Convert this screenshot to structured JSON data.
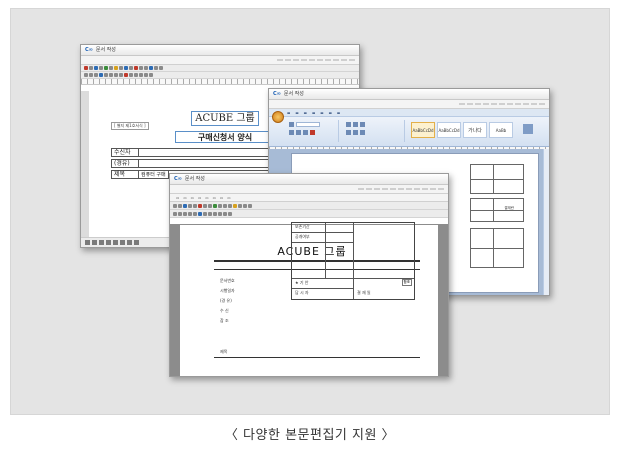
{
  "caption": "〈 다양한 본문편집기 지원 〉",
  "window1": {
    "title": "문서 작성",
    "doc_title": "ACUBE 그룹",
    "memo_label": "[ 별지 제1호서식 ]",
    "form_title": "구매신청서 양식",
    "row_recipient": "수신자",
    "row_via": "(경유)",
    "row_subject": "제목",
    "subject_tag": "컴퓨터 구매"
  },
  "window2": {
    "title": "문서 작성",
    "styles": [
      "AaBbCcDd",
      "AaBbCcDd",
      "가나다",
      "AaBb"
    ],
    "cell_text": "결재란"
  },
  "window3": {
    "title": "문서 작성",
    "doc_title": "ACUBE 그룹",
    "field_doc_no": "문서번호",
    "field_date": "시행일자",
    "field_via": "(경 유)",
    "field_recipient": "수 신",
    "field_ref": "참 조",
    "field_subject": "제목",
    "grid_keep": "보존기간",
    "grid_public": "공개여부",
    "grid_approve": "★ 기 안",
    "grid_manager": "담 시 자",
    "grid_sign": "결 재 일",
    "stamp": "합조"
  }
}
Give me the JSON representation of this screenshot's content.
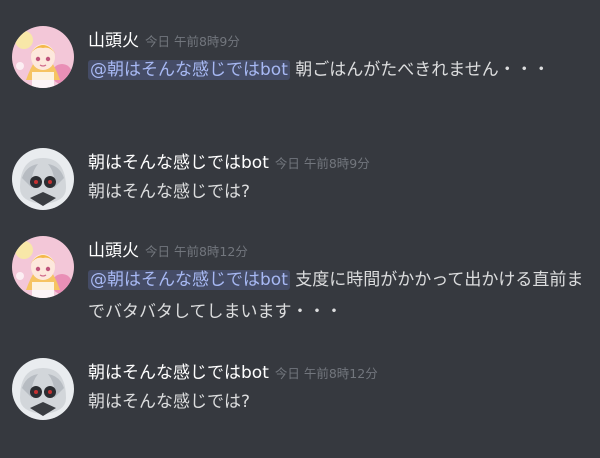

★ ★ ★ ★ ★

# Given exercise:
Pictures are not part of the copy; output everything else in the records exactly.

# Full response:
Convert this screenshot to structured JSON data.
{
  "caption": "〈 다양한 본문편집기 지원 〉",
  "window1": {
    "title": "문서 작성",
    "doc_title": "ACUBE 그룹",
    "memo_label": "[ 별지 제1호서식 ]",
    "form_title": "구매신청서 양식",
    "row_recipient": "수신자",
    "row_via": "(경유)",
    "row_subject": "제목",
    "subject_tag": "컴퓨터 구매"
  },
  "window2": {
    "title": "문서 작성",
    "styles": [
      "AaBbCcDd",
      "AaBbCcDd",
      "가나다",
      "AaBb"
    ],
    "cell_text": "결재란"
  },
  "window3": {
    "title": "문서 작성",
    "doc_title": "ACUBE 그룹",
    "field_doc_no": "문서번호",
    "field_date": "시행일자",
    "field_via": "(경 유)",
    "field_recipient": "수 신",
    "field_ref": "참 조",
    "field_subject": "제목",
    "grid_keep": "보존기간",
    "grid_public": "공개여부",
    "grid_approve": "★ 기 안",
    "grid_manager": "담 시 자",
    "grid_sign": "결 재 일",
    "stamp": "합조"
  }
}
Give me the JSON representation of this screenshot's content.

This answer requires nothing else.